WHAT THE EXERCISE ASKS: All entries below need to be written out exactly, but without their pictures.

Source records
_ _ _ _ _

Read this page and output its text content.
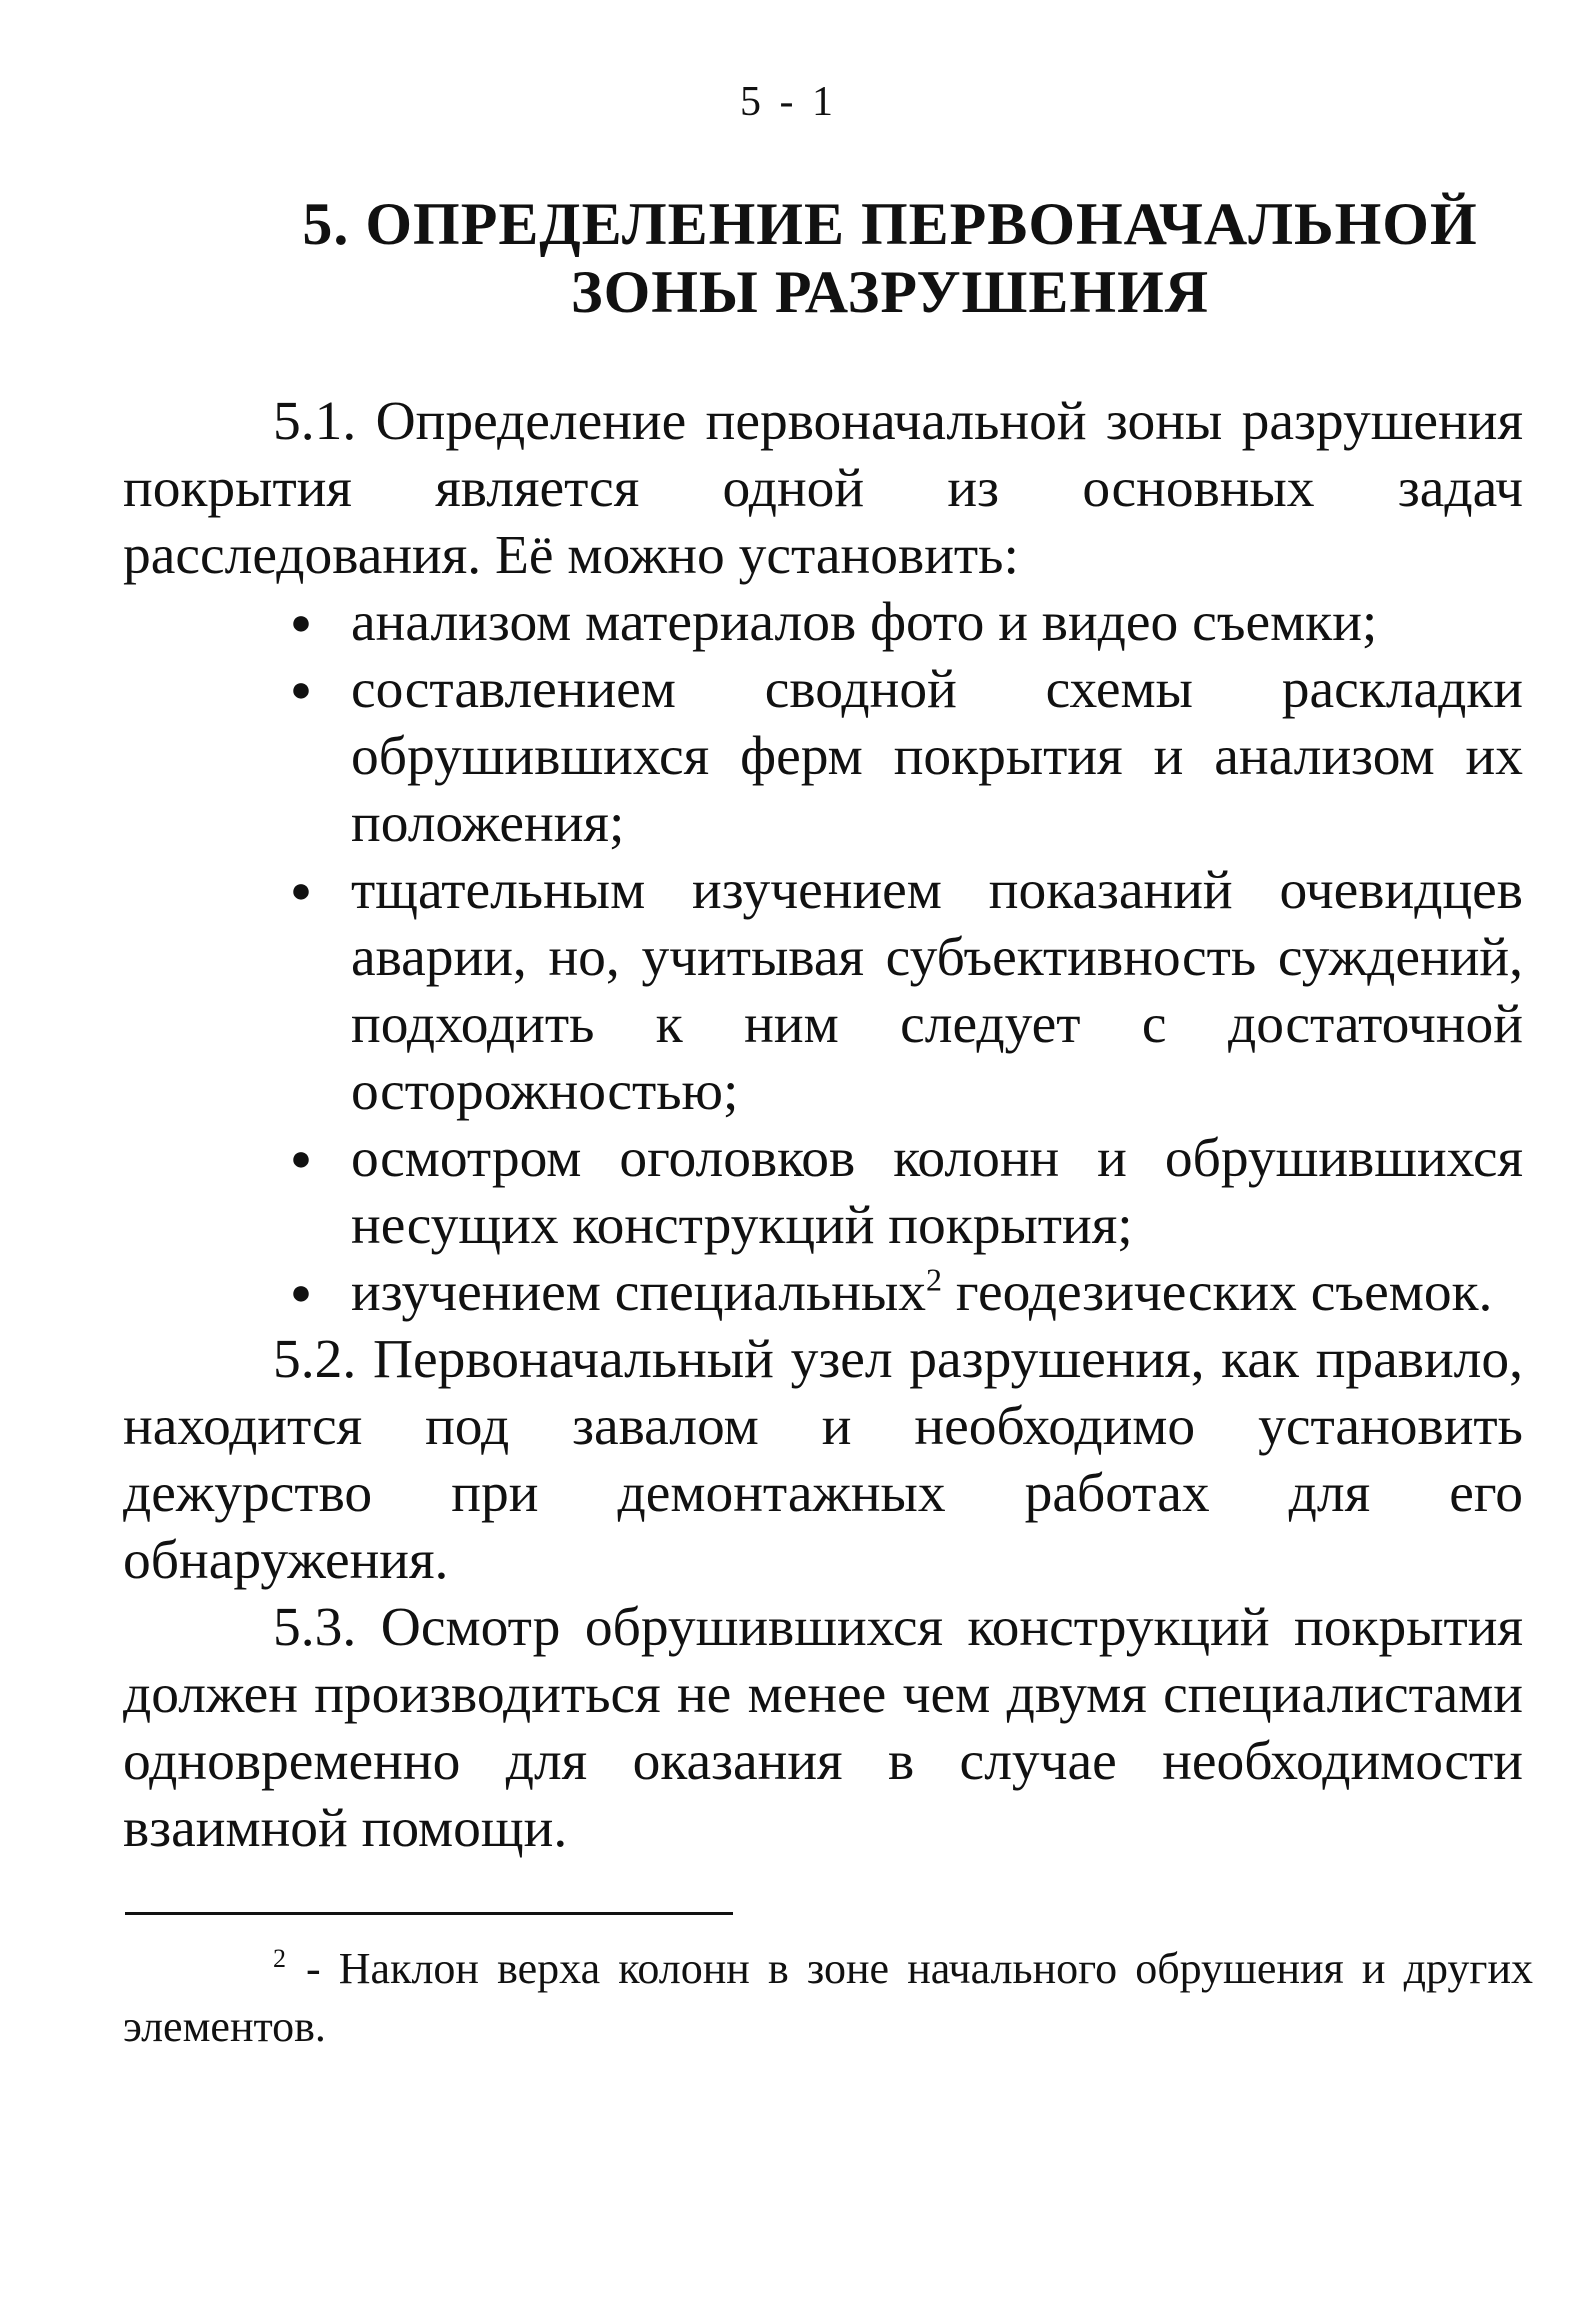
5 - 1
5. ОПРЕДЕЛЕНИЕ ПЕРВОНАЧАЛЬНОЙ
ЗОНЫ РАЗРУШЕНИЯ

5.1. Определение первоначальной зоны разрушения покрытия является одной из основных задач расследования. Её можно установить:

● анализом материалов фото и видео съемки;
● составлением сводной схемы раскладки обрушившихся ферм покрытия и анализом их положения;
● тщательным изучением показаний очевидцев аварии, но, учитывая субъективность суждений, подходить к ним следует с достаточной осторожностью;
● осмотром оголовков колонн и обрушившихся несущих конструкций покрытия;
● изучением специальных$^2$ геодезических съемок.

5.2. Первоначальный узел разрушения, как правило, находится под завалом и необходимо установить дежурство при демонтажных работах для его обнаружения.

5.3. Осмотр обрушившихся конструкций покрытия должен производиться не менее чем двумя специалистами одновременно для оказания в случае необходимости взаимной помощи.

$^2$ - Наклон верха колонн в зоне начального обрушения и других элементов.
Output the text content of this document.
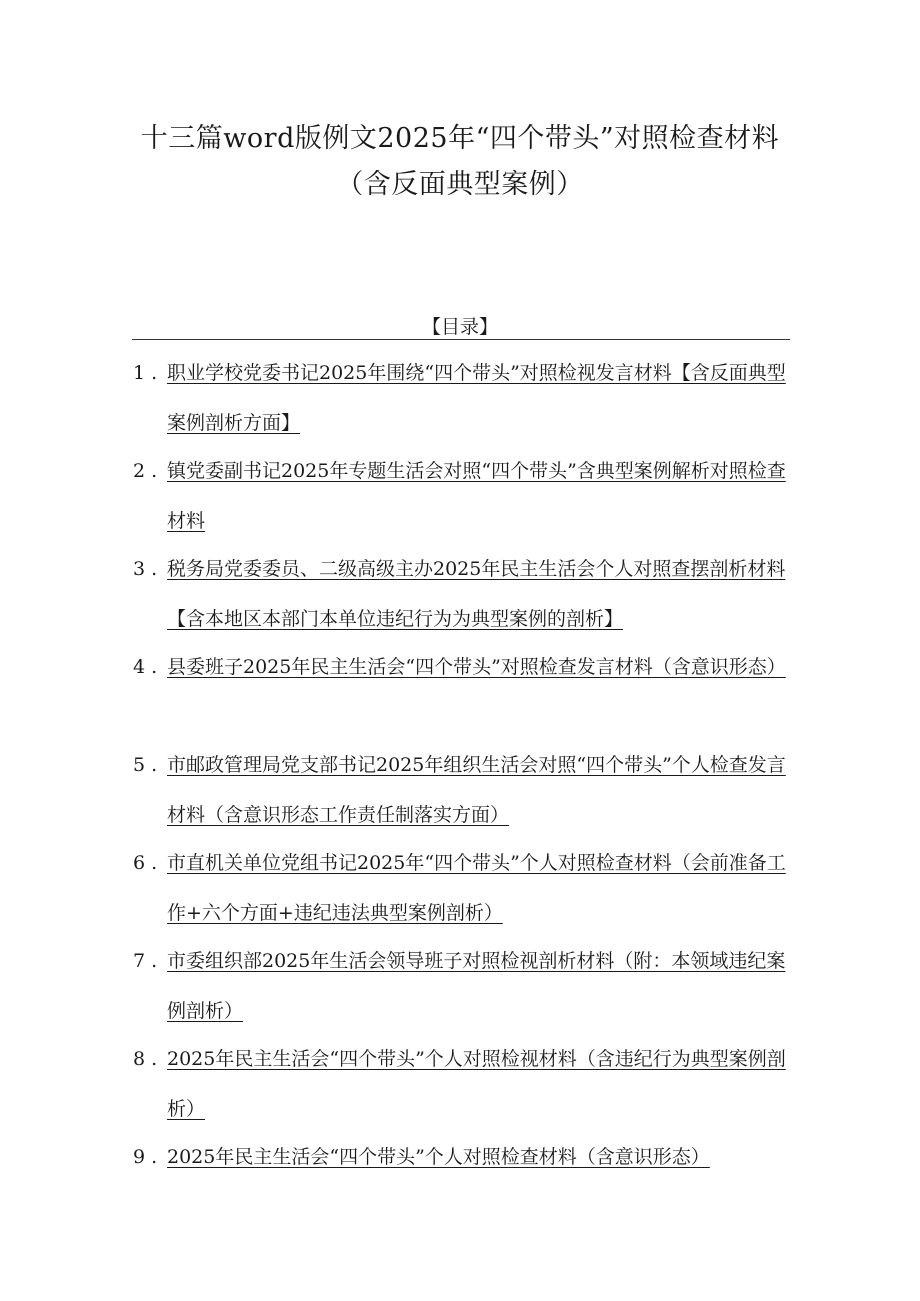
十三篇word版例文2025年“四个带头”对照检查材料
（含反面典型案例）
【目录】
1 . 职业学校党委书记2025年围绕“四个带头”对照检视发言材料【含反面典型案例剖析方面】
2 . 镇党委副书记2025年专题生活会对照“四个带头”含典型案例解析对照检查材料
3 . 税务局党委委员、二级高级主办2025年民主生活会个人对照查摆剖析材料【含本地区本部门本单位违纪行为为典型案例的剖析】
4 . 县委班子2025年民主生活会“四个带头”对照检查发言材料（含意识形态）
5 . 市邮政管理局党支部书记2025年组织生活会对照“四个带头”个人检查发言材料（含意识形态工作责任制落实方面）
6 . 市直机关单位党组书记2025年“四个带头”个人对照检查材料（会前准备工作+六个方面+违纪违法典型案例剖析）
7 . 市委组织部2025年生活会领导班子对照检视剖析材料（附：本领域违纪案例剖析）
8 . 2025年民主生活会“四个带头”个人对照检视材料（含违纪行为典型案例剖析）
9 . 2025年民主生活会“四个带头”个人对照检查材料（含意识形态）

_ _ _ _ _

THE RESULT:
Read this page and output its text content.
5 - 1
5. ОПРЕДЕЛЕНИЕ ПЕРВОНАЧАЛЬНОЙ
ЗОНЫ РАЗРУШЕНИЯ

5.1. Определение первоначальной зоны разрушения покрытия является одной из основных задач расследования. Её можно установить:

● анализом материалов фото и видео съемки;
● составлением сводной схемы раскладки обрушившихся ферм покрытия и анализом их положения;
● тщательным изучением показаний очевидцев аварии, но, учитывая субъективность суждений, подходить к ним следует с достаточной осторожностью;
● осмотром оголовков колонн и обрушившихся несущих конструкций покрытия;
● изучением специальных$^2$ геодезических съемок.

5.2. Первоначальный узел разрушения, как правило, находится под завалом и необходимо установить дежурство при демонтажных работах для его обнаружения.

5.3. Осмотр обрушившихся конструкций покрытия должен производиться не менее чем двумя специалистами одновременно для оказания в случае необходимости взаимной помощи.

$^2$ - Наклон верха колонн в зоне начального обрушения и других элементов.
Output the text content of this document.
十三篇word版例文2025年“四个带头”对照检查材料
（含反面典型案例）
【目录】
1 . 职业学校党委书记2025年围绕“四个带头”对照检视发言材料【含反面典型案例剖析方面】
2 . 镇党委副书记2025年专题生活会对照“四个带头”含典型案例解析对照检查材料
3 . 税务局党委委员、二级高级主办2025年民主生活会个人对照查摆剖析材料【含本地区本部门本单位违纪行为为典型案例的剖析】
4 . 县委班子2025年民主生活会“四个带头”对照检查发言材料（含意识形态）
5 . 市邮政管理局党支部书记2025年组织生活会对照“四个带头”个人检查发言材料（含意识形态工作责任制落实方面）
6 . 市直机关单位党组书记2025年“四个带头”个人对照检查材料（会前准备工作+六个方面+违纪违法典型案例剖析）
7 . 市委组织部2025年生活会领导班子对照检视剖析材料（附：本领域违纪案例剖析）
8 . 2025年民主生活会“四个带头”个人对照检视材料（含违纪行为典型案例剖析）
9 . 2025年民主生活会“四个带头”个人对照检查材料（含意识形态）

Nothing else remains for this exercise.